-- Start Material --

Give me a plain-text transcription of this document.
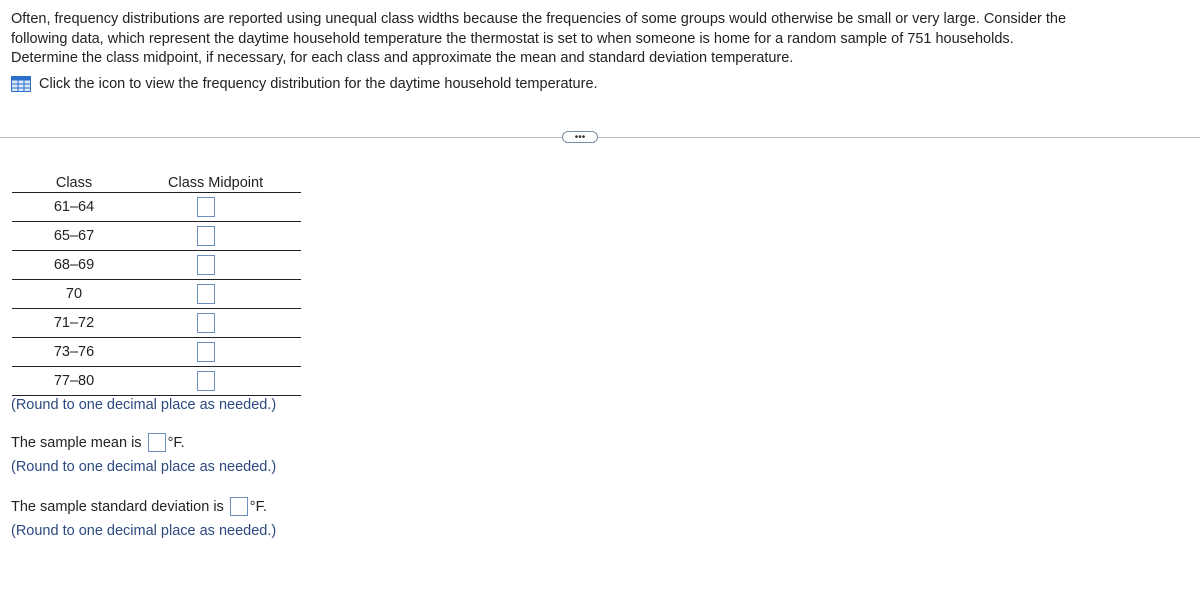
Often, frequency distributions are reported using unequal class widths because the frequencies of some groups would otherwise be small or very large. Consider the

following data, which represent the daytime household temperature the thermostat is set to when someone is home for a random sample of 751 households.

Determine the class midpoint, if necessary, for each class and approximate the mean and standard deviation temperature.

Click the icon to view the frequency distribution for the daytime household temperature.
•••
Class	Class Midpoint
61–64
65–67
68–69
70
71–72
73–76
77–80
(Round to one decimal place as needed.)
The sample mean is °F.
(Round to one decimal place as needed.)
The sample standard deviation is °F.
(Round to one decimal place as needed.)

-- End Material --

Work to do: In your copy of the records, include no pictures; repeat everything else exactly.

Answer to the problem:
Give me a plain-text transcription of this document.
Often, frequency distributions are reported using unequal class widths because the frequencies of some groups would otherwise be small or very large. Consider the

following data, which represent the daytime household temperature the thermostat is set to when someone is home for a random sample of 751 households.

Determine the class midpoint, if necessary, for each class and approximate the mean and standard deviation temperature.

Click the icon to view the frequency distribution for the daytime household temperature.
•••
Class	Class Midpoint
61–64
65–67
68–69
70
71–72
73–76
77–80
(Round to one decimal place as needed.)
The sample mean is °F.
(Round to one decimal place as needed.)
The sample standard deviation is °F.
(Round to one decimal place as needed.)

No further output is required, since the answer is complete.